■ Task description ■
Gather the lines from the material that contain "Economic".

Rows from a dataset
****
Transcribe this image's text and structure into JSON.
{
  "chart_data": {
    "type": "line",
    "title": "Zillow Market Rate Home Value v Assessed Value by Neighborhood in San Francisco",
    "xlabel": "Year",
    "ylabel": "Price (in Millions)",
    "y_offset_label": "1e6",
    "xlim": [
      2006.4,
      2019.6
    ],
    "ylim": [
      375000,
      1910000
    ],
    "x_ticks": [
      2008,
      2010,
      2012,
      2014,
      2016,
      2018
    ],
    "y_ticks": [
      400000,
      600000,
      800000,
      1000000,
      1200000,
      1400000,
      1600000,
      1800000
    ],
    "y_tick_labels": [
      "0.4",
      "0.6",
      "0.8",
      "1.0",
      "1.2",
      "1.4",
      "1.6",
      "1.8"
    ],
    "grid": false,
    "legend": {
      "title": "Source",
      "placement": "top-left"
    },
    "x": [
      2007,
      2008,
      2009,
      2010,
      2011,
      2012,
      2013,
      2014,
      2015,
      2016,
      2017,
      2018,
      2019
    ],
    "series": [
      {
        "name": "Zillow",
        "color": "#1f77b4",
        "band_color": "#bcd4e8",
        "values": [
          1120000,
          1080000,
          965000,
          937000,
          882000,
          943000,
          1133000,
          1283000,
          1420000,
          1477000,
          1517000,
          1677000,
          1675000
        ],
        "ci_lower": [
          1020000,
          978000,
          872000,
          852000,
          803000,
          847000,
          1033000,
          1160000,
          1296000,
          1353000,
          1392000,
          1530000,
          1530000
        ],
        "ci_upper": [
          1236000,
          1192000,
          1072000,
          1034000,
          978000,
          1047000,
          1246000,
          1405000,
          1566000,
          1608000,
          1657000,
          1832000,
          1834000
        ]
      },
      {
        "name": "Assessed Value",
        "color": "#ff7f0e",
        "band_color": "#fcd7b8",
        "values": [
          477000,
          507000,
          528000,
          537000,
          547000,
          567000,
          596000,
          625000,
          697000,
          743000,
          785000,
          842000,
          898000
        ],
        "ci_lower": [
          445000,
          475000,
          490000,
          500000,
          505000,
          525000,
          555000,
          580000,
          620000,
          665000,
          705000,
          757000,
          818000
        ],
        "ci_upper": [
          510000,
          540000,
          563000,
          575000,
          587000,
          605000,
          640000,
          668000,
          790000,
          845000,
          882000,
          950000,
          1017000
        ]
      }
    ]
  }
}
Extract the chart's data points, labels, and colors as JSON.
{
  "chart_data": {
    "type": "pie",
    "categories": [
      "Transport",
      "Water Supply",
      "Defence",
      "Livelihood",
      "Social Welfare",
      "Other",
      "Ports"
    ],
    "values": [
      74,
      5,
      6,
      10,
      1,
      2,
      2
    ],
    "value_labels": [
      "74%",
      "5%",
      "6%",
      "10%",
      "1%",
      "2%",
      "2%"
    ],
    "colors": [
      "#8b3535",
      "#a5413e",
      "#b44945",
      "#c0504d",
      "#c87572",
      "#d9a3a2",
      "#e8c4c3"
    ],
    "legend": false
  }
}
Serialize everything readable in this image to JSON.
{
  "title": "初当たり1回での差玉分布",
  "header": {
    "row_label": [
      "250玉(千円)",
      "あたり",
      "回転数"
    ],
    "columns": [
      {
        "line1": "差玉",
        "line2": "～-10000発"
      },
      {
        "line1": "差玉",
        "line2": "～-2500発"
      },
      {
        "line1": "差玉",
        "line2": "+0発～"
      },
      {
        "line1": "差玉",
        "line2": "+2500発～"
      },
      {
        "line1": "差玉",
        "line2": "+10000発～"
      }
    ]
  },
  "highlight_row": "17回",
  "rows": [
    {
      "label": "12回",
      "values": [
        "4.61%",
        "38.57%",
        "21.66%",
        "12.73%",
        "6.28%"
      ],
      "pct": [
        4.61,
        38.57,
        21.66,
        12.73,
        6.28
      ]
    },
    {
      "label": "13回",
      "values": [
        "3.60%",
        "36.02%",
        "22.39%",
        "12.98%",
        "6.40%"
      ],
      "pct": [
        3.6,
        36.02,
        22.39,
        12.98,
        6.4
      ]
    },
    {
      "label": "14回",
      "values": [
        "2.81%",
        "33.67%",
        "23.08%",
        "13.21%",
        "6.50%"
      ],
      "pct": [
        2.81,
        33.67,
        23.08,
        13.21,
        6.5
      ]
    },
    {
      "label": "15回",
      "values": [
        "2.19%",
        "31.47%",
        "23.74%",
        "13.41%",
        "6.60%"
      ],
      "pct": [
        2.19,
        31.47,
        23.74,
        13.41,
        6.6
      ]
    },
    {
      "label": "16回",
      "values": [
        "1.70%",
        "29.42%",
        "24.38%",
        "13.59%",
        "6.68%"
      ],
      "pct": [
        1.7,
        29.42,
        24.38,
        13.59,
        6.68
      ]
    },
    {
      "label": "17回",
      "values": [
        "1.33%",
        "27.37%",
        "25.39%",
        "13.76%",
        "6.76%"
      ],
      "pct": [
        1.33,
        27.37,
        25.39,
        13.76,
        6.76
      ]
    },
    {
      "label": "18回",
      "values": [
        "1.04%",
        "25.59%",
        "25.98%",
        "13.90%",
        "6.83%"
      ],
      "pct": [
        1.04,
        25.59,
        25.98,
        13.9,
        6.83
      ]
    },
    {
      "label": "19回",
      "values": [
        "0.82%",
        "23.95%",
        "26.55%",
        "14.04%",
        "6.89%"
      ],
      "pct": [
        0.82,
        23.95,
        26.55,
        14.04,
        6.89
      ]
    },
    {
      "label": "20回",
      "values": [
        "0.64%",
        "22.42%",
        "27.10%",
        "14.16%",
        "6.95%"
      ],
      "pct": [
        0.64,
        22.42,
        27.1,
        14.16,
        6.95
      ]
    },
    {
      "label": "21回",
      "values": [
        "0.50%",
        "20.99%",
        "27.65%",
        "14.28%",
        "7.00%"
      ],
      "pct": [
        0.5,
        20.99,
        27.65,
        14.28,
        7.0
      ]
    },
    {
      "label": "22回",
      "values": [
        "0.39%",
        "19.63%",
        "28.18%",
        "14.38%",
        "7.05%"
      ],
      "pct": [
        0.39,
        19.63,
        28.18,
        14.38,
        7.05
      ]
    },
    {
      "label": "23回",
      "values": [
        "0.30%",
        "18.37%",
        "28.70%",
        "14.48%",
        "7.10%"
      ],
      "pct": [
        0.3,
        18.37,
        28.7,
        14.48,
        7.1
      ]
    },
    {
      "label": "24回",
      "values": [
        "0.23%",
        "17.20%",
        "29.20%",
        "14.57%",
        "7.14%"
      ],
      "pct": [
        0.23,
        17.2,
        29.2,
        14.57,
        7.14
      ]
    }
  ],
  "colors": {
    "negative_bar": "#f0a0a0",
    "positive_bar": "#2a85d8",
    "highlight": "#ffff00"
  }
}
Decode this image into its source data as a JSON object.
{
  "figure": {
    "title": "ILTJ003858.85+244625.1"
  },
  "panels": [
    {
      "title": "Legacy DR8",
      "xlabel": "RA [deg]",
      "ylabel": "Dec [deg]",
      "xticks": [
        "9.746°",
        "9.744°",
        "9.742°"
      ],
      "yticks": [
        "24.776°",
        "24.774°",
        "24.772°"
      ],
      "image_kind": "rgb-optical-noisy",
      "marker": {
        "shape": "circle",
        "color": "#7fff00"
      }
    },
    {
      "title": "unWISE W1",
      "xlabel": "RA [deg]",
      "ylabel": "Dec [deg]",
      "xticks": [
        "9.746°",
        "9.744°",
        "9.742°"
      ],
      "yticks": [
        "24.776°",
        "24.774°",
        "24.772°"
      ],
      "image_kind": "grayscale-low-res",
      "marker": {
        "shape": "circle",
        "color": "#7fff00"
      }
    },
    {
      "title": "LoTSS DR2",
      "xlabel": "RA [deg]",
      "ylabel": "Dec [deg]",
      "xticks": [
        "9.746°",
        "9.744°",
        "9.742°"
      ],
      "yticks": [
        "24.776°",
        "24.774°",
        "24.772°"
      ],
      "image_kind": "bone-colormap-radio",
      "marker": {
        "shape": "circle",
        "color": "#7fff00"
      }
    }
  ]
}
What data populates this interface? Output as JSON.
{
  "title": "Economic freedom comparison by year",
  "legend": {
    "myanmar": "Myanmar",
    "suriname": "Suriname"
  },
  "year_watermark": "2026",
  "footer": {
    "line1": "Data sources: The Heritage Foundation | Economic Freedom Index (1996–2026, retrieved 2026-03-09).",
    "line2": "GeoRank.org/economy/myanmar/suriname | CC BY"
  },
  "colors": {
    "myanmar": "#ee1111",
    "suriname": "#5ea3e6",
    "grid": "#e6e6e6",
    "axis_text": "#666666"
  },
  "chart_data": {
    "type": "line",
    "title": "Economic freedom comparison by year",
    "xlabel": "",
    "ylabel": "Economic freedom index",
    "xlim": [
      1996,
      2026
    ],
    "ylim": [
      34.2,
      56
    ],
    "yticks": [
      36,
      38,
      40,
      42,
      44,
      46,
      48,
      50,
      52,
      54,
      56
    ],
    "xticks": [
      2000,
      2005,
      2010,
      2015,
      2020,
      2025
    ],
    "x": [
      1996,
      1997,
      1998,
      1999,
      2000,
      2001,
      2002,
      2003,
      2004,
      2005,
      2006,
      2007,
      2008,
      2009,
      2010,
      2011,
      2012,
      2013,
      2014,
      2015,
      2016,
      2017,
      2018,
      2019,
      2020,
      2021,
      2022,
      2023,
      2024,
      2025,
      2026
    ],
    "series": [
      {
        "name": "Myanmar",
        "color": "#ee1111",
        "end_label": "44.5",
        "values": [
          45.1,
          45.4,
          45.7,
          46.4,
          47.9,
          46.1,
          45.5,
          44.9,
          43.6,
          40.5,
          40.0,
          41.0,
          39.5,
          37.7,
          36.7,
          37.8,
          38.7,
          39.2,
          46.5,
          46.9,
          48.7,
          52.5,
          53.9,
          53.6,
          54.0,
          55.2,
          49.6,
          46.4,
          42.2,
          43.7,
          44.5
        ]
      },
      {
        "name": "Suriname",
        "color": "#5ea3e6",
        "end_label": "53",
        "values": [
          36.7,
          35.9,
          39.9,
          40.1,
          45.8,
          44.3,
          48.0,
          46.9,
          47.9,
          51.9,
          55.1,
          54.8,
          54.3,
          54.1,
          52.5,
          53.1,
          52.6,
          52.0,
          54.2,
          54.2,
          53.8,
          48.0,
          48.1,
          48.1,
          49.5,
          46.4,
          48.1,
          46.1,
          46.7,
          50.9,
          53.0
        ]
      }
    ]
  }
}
****
■ The output ■
  "title": "Economic freedom comparison by year",
    "line1": "Data sources: The Heritage Foundation | Economic Freedom Index (1996–2026, retrieved 2026-03-09).",
    "title": "Economic freedom comparison by year",
    "ylabel": "Economic freedom index",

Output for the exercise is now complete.